• Directions:
Pictures don't belong in the copy; print all the records exactly.

============

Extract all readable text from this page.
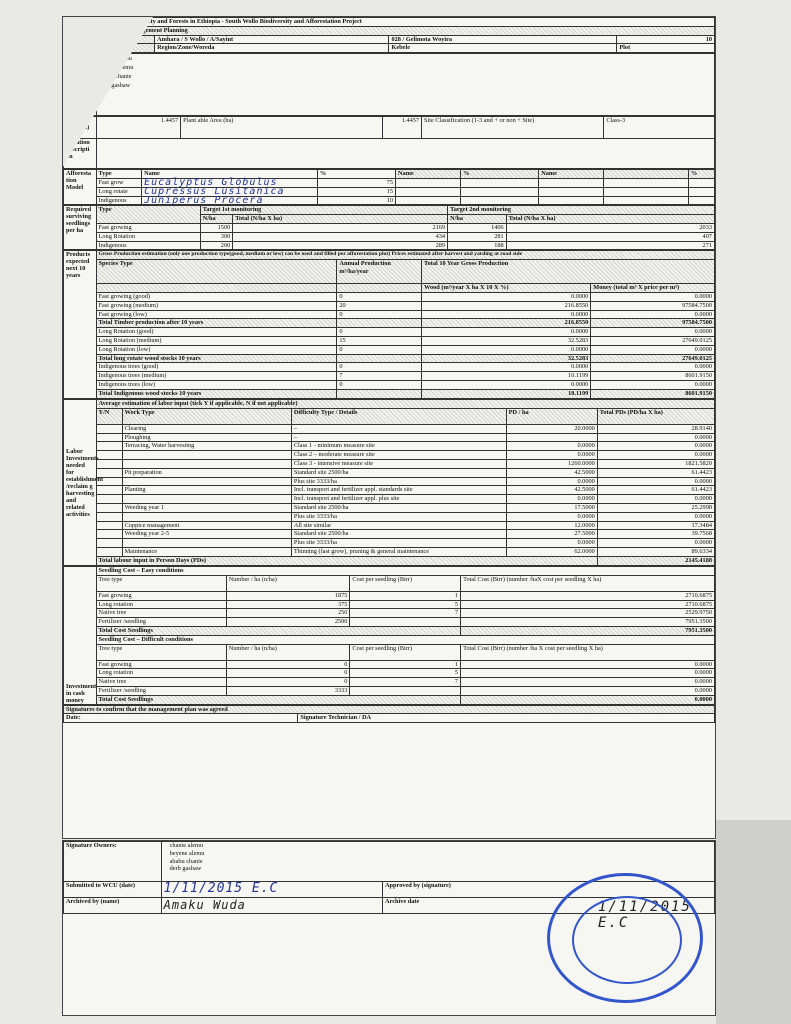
... Sustainable Use of Biodiversity and Forests in Ethiopia - South Wollo Biodiversity and Afforestation Project			
...e Afforestation Plots Management Planning			
	Amhara / S Wollo / A/Sayint	028 / Gelimota Woyira	10
	Region/Zone/Woreda	Kebele	Plot
Owners (names/contacts)	
chanie alemu
beyene alemu
ababu chanie
derb gashaw
Gross Size (ha)	1.4457	Plant able Area (ha)	1.4457	Site Classification (1-3 and + or non + Site)	Class-3
Location descripti on					
Afforesta tion Model	Type	Name	%	Name	%	Name		%
	Fast grow	Eucalyptus Globulus	75					
	Long rotate	Cupressus Lusitanica	15					
	Indigenous	Juniperus Procera	10					
Required surviving seedlings per ha	Type	Target 1st monitoring		Target 2nd monitoring	
		N/ha	Total (N/ha X ha)	N/ha	Total (N/ha X ha)
	Fast growing	1500	2169	1406	2033
	Long Rotation	300	434	281	407
	Indigenous	200	289	188	271
Products expected next 10 years	Gross Production estimation (only one production type(good, medium or low) can be used and filled per afforestation plot) Prices estimated after harvest and yarding at road side			
	Species Type	Annual Production m³/ha/year	Total 10 Year Gross Production	
			Wood (m³/year X ha X 10 X %)	Money (total m³ X price per m³)
	Fast growing (good)	0	0.0000	0.0000
	Fast growing (medium)	20	216.8550	97584.7500
	Fast growing (low)	0	0.0000	0.0000
	Total Timber production after 10 years		216.8550	97584.7500
	Long Rotation (good)	0	0.0000	0.0000
	Long Rotation (medium)	15	32.5283	27649.0125
	Long Rotation (low)	0	0.0000	0.0000
	Total long rotate wood stocks 10 years		32.5283	27649.0125
	Indigenous trees (good)	0	0.0000	0.0000
	Indigenous trees (medium)	7	10.1199	8601.9150
	Indigenous trees (low)	0	0.0000	0.0000
	Total Indigenous wood stocks 10 years		10.1199	8601.9150

Labor Investments needed for establishment /reclaim g harvesting and related activities	Average estimation of labor input (tick Y if applicable, N if not applicable)				
	Y/N	Work Type	Difficulty Type / Details	PD / ha	Total PDs (PD/ha X ha)
		Clearing	–	20.0000	28.9140
		Ploughing	–		0.0000
		Terracing, Water harvesting	Class 1 - minimum measure site	0.0000	0.0000
			Class 2 – moderate measure site	0.0000	0.0000
			Class 3 - intensive measure site	1260.0000	1821.5820
		Pit preparation	Standard site 2500/ha	42.5000	61.4423
			Plus site 3333/ha	0.0000	0.0000
		Planting	Incl. transport and fertilizer appl. standards site	42.5000	61.4423
			Incl. transport and fertilizer appl. plus site	0.0000	0.0000
		Weeding year 1	Standard site 2500/ha	17.5000	25.2998
			Plus site 3333/ha	0.0000	0.0000
		Coppice management	All site similar	12.0000	17.3484
		Weeding year 2-5	Standard site 2500/ha	27.5000	39.7568
			Plus site 3333/ha	0.0000	0.0000
		Maintenance	Thinning (fast grow), pruning & general maintenance	62.0000	89.6334
	Total labour input in Person Days (PDs)				2145.4188

Investment in cash money	Seedling Cost – Easy conditions			
	Tree type	Number / ha (n/ha)	Cost per seedling (Birr)	Total Cost (Birr) (number /haX cost per seedling X ha)
	Fast growing	1875	1	2710.6875
	Long rotation	375	5	2710.6875
	Native tree	250	7	2529.9750
	Fertilizer /seedling	2500		7951.3500
	Total Cost Seedlings			7951.3500
	Seedling Cost – Difficult conditions			
	Tree type	Number / ha (n/ha)	Cost per seedling (Birr)	Total Cost (Birr) (number /ha X cost per seedling X ha)
	Fast growing	0	1	0.0000
	Long rotation	0	5	0.0000
	Native tree	0	7	0.0000
	Fertilizer /seedling	3333		0.0000
	Total Cost Seedlings			0.0000
Signatures to confirm that the management plan was agreed
Date:	Signature Technician / DA
Signature Owners:	chanie alemu
beyene alemu
ababu chanie
derb gashaw	

Submitted to WCU (date)	1/11/2015 E.C	Approved by (signature)
Archived by (name)	Amaku Wuda	Archive date	1/11/2015 E.C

============

• Answer:
Extract all readable text from this page.
... Sustainable Use of Biodiversity and Forests in Ethiopia - South Wollo Biodiversity and Afforestation Project			
...e Afforestation Plots Management Planning			
	Amhara / S Wollo / A/Sayint	028 / Gelimota Woyira	10
	Region/Zone/Woreda	Kebele	Plot
Owners (names/contacts)	
chanie alemu
beyene alemu
ababu chanie
derb gashaw
Gross Size (ha)	1.4457	Plant able Area (ha)	1.4457	Site Classification (1-3 and + or non + Site)	Class-3
Location descripti on					
Afforesta tion Model	Type	Name	%	Name	%	Name		%
	Fast grow	Eucalyptus Globulus	75					
	Long rotate	Cupressus Lusitanica	15					
	Indigenous	Juniperus Procera	10					
Required surviving seedlings per ha	Type	Target 1st monitoring		Target 2nd monitoring	
		N/ha	Total (N/ha X ha)	N/ha	Total (N/ha X ha)
	Fast growing	1500	2169	1406	2033
	Long Rotation	300	434	281	407
	Indigenous	200	289	188	271
Products expected next 10 years	Gross Production estimation (only one production type(good, medium or low) can be used and filled per afforestation plot) Prices estimated after harvest and yarding at road side			
	Species Type	Annual Production m³/ha/year	Total 10 Year Gross Production	
			Wood (m³/year X ha X 10 X %)	Money (total m³ X price per m³)
	Fast growing (good)	0	0.0000	0.0000
	Fast growing (medium)	20	216.8550	97584.7500
	Fast growing (low)	0	0.0000	0.0000
	Total Timber production after 10 years		216.8550	97584.7500
	Long Rotation (good)	0	0.0000	0.0000
	Long Rotation (medium)	15	32.5283	27649.0125
	Long Rotation (low)	0	0.0000	0.0000
	Total long rotate wood stocks 10 years		32.5283	27649.0125
	Indigenous trees (good)	0	0.0000	0.0000
	Indigenous trees (medium)	7	10.1199	8601.9150
	Indigenous trees (low)	0	0.0000	0.0000
	Total Indigenous wood stocks 10 years		10.1199	8601.9150

Labor Investments needed for establishment /reclaim g harvesting and related activities	Average estimation of labor input (tick Y if applicable, N if not applicable)				
	Y/N	Work Type	Difficulty Type / Details	PD / ha	Total PDs (PD/ha X ha)
		Clearing	–	20.0000	28.9140
		Ploughing	–		0.0000
		Terracing, Water harvesting	Class 1 - minimum measure site	0.0000	0.0000
			Class 2 – moderate measure site	0.0000	0.0000
			Class 3 - intensive measure site	1260.0000	1821.5820
		Pit preparation	Standard site 2500/ha	42.5000	61.4423
			Plus site 3333/ha	0.0000	0.0000
		Planting	Incl. transport and fertilizer appl. standards site	42.5000	61.4423
			Incl. transport and fertilizer appl. plus site	0.0000	0.0000
		Weeding year 1	Standard site 2500/ha	17.5000	25.2998
			Plus site 3333/ha	0.0000	0.0000
		Coppice management	All site similar	12.0000	17.3484
		Weeding year 2-5	Standard site 2500/ha	27.5000	39.7568
			Plus site 3333/ha	0.0000	0.0000
		Maintenance	Thinning (fast grow), pruning & general maintenance	62.0000	89.6334
	Total labour input in Person Days (PDs)				2145.4188

Investment in cash money	Seedling Cost – Easy conditions			
	Tree type	Number / ha (n/ha)	Cost per seedling (Birr)	Total Cost (Birr) (number /haX cost per seedling X ha)
	Fast growing	1875	1	2710.6875
	Long rotation	375	5	2710.6875
	Native tree	250	7	2529.9750
	Fertilizer /seedling	2500		7951.3500
	Total Cost Seedlings			7951.3500
	Seedling Cost – Difficult conditions			
	Tree type	Number / ha (n/ha)	Cost per seedling (Birr)	Total Cost (Birr) (number /ha X cost per seedling X ha)
	Fast growing	0	1	0.0000
	Long rotation	0	5	0.0000
	Native tree	0	7	0.0000
	Fertilizer /seedling	3333		0.0000
	Total Cost Seedlings			0.0000
Signatures to confirm that the management plan was agreed
Date:	Signature Technician / DA
Signature Owners:	chanie alemu
beyene alemu
ababu chanie
derb gashaw	

Submitted to WCU (date)	1/11/2015 E.C	Approved by (signature)
Archived by (name)	Amaku Wuda	Archive date	1/11/2015 E.C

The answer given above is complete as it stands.